Material provided:
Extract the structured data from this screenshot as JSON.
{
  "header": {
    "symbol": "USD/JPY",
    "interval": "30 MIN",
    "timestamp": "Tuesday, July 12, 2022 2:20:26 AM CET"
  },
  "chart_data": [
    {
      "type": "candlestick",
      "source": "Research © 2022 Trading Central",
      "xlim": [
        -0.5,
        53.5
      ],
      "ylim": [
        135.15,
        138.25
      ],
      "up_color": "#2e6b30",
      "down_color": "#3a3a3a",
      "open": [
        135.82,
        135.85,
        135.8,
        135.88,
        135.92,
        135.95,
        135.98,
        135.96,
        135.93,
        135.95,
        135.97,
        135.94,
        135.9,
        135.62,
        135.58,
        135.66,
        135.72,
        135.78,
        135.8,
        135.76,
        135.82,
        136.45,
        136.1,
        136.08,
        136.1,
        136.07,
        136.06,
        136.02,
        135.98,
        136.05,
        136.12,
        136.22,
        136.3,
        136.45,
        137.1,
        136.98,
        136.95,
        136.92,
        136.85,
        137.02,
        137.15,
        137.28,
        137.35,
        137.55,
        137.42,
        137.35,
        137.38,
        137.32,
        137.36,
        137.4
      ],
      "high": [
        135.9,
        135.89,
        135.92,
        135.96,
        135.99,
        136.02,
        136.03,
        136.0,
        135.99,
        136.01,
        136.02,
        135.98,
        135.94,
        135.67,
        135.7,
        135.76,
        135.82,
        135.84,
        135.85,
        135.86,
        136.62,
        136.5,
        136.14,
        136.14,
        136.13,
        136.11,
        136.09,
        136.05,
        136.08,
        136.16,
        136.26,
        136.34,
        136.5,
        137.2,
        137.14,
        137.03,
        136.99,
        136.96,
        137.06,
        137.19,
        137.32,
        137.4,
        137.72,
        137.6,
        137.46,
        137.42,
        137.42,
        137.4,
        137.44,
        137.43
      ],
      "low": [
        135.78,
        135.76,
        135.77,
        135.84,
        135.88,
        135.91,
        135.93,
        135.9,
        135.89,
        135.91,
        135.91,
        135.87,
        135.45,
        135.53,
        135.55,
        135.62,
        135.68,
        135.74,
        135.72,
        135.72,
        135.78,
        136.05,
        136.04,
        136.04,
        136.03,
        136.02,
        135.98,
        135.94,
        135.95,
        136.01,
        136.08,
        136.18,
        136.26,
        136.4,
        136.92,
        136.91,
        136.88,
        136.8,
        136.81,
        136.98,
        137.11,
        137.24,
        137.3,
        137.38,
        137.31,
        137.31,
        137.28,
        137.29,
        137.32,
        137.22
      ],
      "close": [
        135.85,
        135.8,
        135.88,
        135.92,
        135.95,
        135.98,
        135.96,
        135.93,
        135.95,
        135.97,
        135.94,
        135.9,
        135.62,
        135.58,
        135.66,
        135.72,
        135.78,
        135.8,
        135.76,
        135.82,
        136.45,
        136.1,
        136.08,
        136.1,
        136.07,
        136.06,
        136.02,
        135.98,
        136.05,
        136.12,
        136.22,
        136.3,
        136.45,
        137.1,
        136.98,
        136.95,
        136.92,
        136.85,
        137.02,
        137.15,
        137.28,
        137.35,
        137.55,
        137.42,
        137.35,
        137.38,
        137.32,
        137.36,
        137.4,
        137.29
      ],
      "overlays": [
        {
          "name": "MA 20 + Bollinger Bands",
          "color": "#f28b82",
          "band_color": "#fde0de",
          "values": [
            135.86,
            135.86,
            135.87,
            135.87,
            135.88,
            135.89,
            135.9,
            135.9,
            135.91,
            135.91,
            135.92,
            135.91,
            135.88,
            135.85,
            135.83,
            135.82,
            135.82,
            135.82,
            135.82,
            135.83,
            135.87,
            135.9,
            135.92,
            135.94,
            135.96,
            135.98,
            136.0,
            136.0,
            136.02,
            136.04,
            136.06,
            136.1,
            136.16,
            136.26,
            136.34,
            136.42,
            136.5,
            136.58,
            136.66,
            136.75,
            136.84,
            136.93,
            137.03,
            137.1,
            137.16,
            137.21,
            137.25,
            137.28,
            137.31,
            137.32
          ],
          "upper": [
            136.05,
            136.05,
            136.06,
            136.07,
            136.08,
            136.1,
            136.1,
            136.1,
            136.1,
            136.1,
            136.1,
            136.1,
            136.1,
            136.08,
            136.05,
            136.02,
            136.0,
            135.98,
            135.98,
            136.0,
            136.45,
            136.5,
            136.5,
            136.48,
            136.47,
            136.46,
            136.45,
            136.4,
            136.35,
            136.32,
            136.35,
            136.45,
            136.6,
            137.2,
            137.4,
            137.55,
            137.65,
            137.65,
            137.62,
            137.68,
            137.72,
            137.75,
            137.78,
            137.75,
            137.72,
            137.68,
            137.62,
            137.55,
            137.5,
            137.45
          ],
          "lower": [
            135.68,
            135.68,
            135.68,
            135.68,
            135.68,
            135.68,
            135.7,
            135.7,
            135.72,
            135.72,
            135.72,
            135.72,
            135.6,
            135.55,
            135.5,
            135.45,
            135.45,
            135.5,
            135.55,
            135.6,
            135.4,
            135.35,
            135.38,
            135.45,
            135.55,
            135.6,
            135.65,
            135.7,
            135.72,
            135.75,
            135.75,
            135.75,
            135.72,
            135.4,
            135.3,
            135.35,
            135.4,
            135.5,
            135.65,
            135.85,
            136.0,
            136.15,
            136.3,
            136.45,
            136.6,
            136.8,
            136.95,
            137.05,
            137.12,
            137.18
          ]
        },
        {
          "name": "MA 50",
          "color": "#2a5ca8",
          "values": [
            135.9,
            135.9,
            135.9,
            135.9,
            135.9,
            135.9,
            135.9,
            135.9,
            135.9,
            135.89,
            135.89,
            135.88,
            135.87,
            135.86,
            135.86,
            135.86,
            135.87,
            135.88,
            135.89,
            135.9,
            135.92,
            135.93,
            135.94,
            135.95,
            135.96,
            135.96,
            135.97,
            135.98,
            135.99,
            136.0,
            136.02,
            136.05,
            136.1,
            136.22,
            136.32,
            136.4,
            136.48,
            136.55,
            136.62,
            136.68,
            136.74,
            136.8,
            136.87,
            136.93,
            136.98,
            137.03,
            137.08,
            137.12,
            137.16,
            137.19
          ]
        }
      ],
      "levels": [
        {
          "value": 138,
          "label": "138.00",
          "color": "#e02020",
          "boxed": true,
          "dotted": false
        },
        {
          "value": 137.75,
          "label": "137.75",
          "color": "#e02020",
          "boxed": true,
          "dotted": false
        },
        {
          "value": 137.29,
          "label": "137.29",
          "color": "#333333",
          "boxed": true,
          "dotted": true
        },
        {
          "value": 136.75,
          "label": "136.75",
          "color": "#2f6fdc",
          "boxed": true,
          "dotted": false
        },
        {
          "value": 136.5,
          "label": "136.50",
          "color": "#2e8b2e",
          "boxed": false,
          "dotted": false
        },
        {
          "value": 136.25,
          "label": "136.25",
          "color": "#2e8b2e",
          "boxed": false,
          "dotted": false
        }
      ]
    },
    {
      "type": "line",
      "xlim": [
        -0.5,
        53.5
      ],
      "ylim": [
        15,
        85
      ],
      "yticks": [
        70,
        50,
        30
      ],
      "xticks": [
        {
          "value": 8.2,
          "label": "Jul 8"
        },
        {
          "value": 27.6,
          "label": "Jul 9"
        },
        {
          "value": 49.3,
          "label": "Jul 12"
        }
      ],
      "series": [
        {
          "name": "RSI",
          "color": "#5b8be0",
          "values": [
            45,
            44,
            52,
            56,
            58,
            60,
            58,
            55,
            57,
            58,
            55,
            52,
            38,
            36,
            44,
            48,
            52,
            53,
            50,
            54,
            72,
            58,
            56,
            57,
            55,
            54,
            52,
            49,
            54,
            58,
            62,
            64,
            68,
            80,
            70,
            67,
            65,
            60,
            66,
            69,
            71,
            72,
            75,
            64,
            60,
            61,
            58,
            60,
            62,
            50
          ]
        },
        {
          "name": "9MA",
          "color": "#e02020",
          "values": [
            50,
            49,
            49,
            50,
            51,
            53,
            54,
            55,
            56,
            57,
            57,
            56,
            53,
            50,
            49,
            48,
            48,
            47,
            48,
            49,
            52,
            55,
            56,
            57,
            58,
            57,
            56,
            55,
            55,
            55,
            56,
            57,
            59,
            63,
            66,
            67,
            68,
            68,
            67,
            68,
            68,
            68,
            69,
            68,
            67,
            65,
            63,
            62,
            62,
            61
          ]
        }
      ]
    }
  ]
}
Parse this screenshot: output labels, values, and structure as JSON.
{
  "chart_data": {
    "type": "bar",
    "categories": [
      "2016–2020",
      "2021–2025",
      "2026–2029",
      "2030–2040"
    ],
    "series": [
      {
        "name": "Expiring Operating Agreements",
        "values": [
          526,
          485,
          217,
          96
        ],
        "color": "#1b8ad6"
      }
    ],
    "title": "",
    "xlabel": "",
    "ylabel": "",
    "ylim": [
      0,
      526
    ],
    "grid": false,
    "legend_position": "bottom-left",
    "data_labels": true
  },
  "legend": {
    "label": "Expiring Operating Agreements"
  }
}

The task: What is the number of lines containing "type"? Give that number only.

Task result: 3